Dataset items
- - - - - - -
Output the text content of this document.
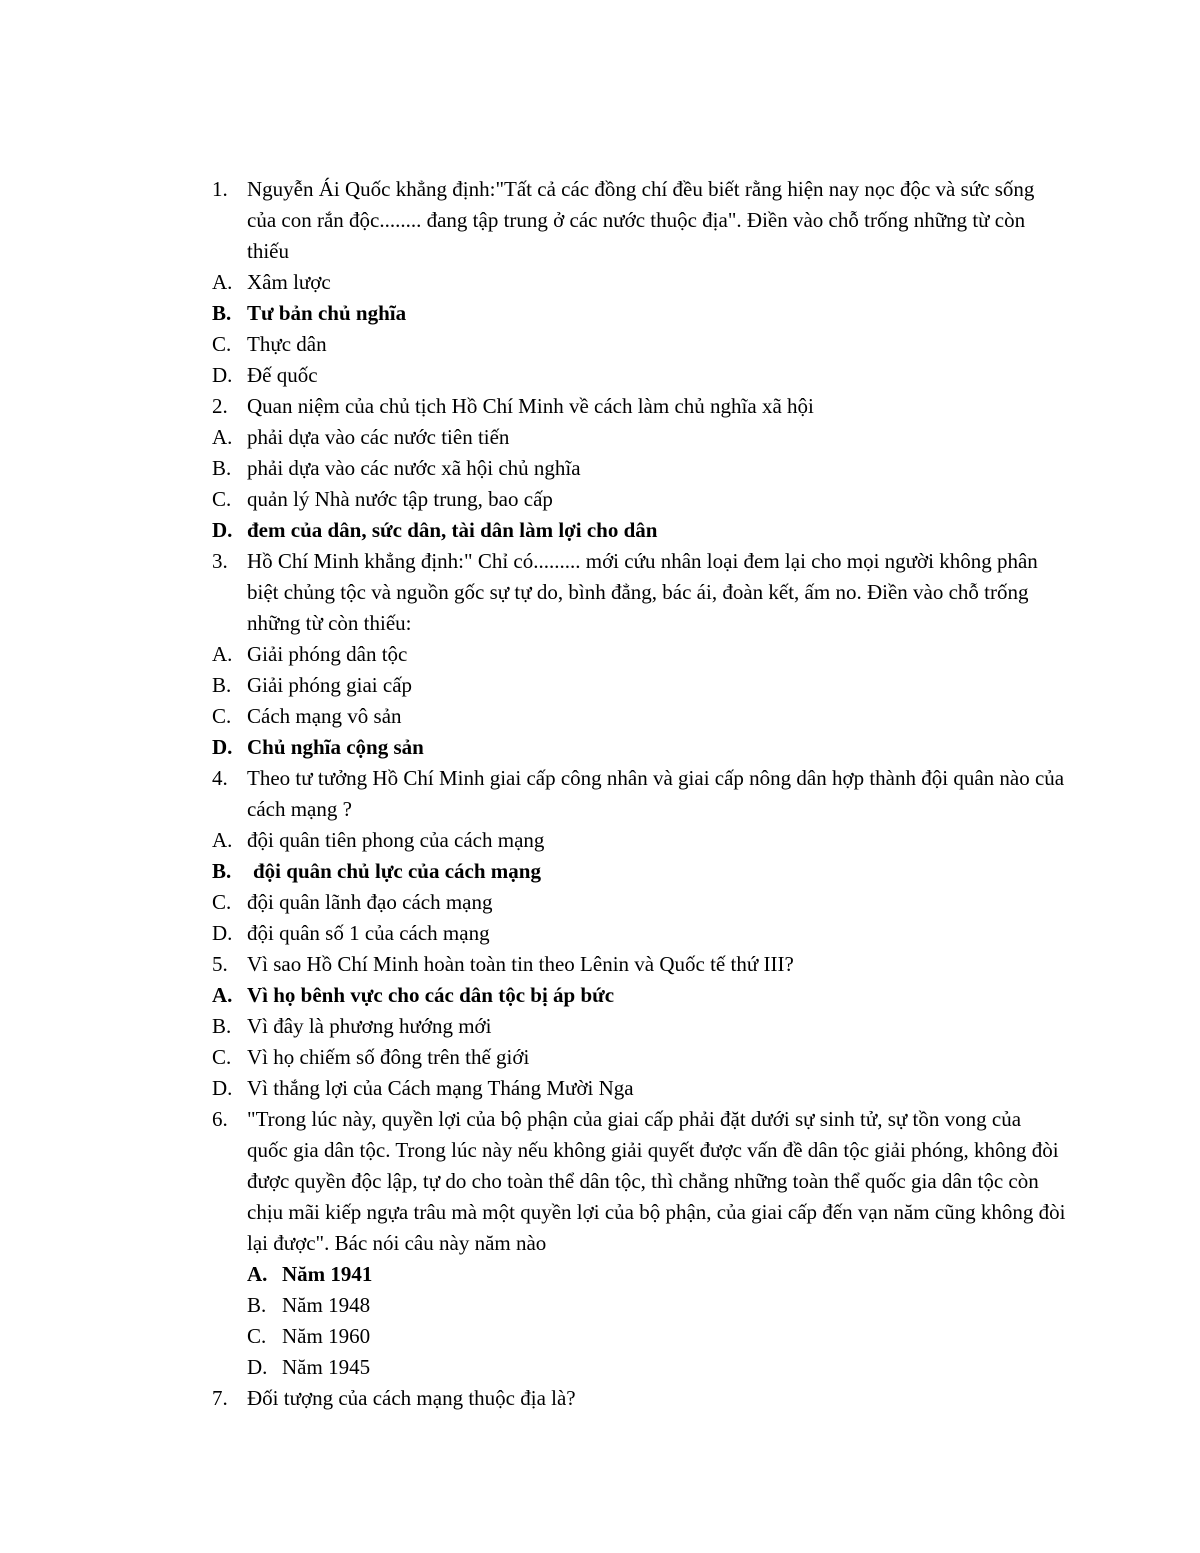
1. Nguyễn Ái Quốc khẳng định:"Tất cả các đồng chí đều biết rằng hiện nay nọc độc và sức sống của con rắn độc........ đang tập trung ở các nước thuộc địa". Điền vào chỗ trống những từ còn thiếu
A. Xâm lược
B. Tư bản chủ nghĩa
C. Thực dân
D. Đế quốc
2. Quan niệm của chủ tịch Hồ Chí Minh về cách làm chủ nghĩa xã hội
A. phải dựa vào các nước tiên tiến
B. phải dựa vào các nước xã hội chủ nghĩa
C. quản lý Nhà nước tập trung, bao cấp
D. đem của dân, sức dân, tài dân làm lợi cho dân
3. Hồ Chí Minh khẳng định:" Chỉ có......... mới cứu nhân loại đem lại cho mọi người không phân biệt chủng tộc và nguồn gốc sự tự do, bình đẳng, bác ái, đoàn kết, ấm no. Điền vào chỗ trống những từ còn thiếu:
A. Giải phóng dân tộc
B. Giải phóng giai cấp
C. Cách mạng vô sản
D. Chủ nghĩa cộng sản
4. Theo tư tưởng Hồ Chí Minh giai cấp công nhân và giai cấp nông dân hợp thành đội quân nào của cách mạng ?
A. đội quân tiên phong của cách mạng
B. đội quân chủ lực của cách mạng
C. đội quân lãnh đạo cách mạng
D. đội quân số 1 của cách mạng
5. Vì sao Hồ Chí Minh hoàn toàn tin theo Lênin và Quốc tế thứ III?
A. Vì họ bênh vực cho các dân tộc bị áp bức
B. Vì đây là phương hướng mới
C. Vì họ chiếm số đông trên thế giới
D. Vì thắng lợi của Cách mạng Tháng Mười Nga
6. "Trong lúc này, quyền lợi của bộ phận của giai cấp phải đặt dưới sự sinh tử, sự tồn vong của quốc gia dân tộc. Trong lúc này nếu không giải quyết được vấn đề dân tộc giải phóng, không đòi được quyền độc lập, tự do cho toàn thể dân tộc, thì chẳng những toàn thể quốc gia dân tộc còn chịu mãi kiếp ngựa trâu mà một quyền lợi của bộ phận, của giai cấp đến vạn năm cũng không đòi lại được". Bác nói câu này năm nào
A. Năm 1941
B. Năm 1948
C. Năm 1960
D. Năm 1945
7. Đối tượng của cách mạng thuộc địa là?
- - - - - - -
* [AIM]: Return each full line of the entries that contains the word "trống".

* [WRITTEN RESPONSE]:
1. Nguyễn Ái Quốc khẳng định:"Tất cả các đồng chí đều biết rằng hiện nay nọc độc và sức sống của con rắn độc........ đang tập trung ở các nước thuộc địa". Điền vào chỗ trống những từ còn thiếu
3. Hồ Chí Minh khẳng định:" Chỉ có......... mới cứu nhân loại đem lại cho mọi người không phân biệt chủng tộc và nguồn gốc sự tự do, bình đẳng, bác ái, đoàn kết, ấm no. Điền vào chỗ trống những từ còn thiếu:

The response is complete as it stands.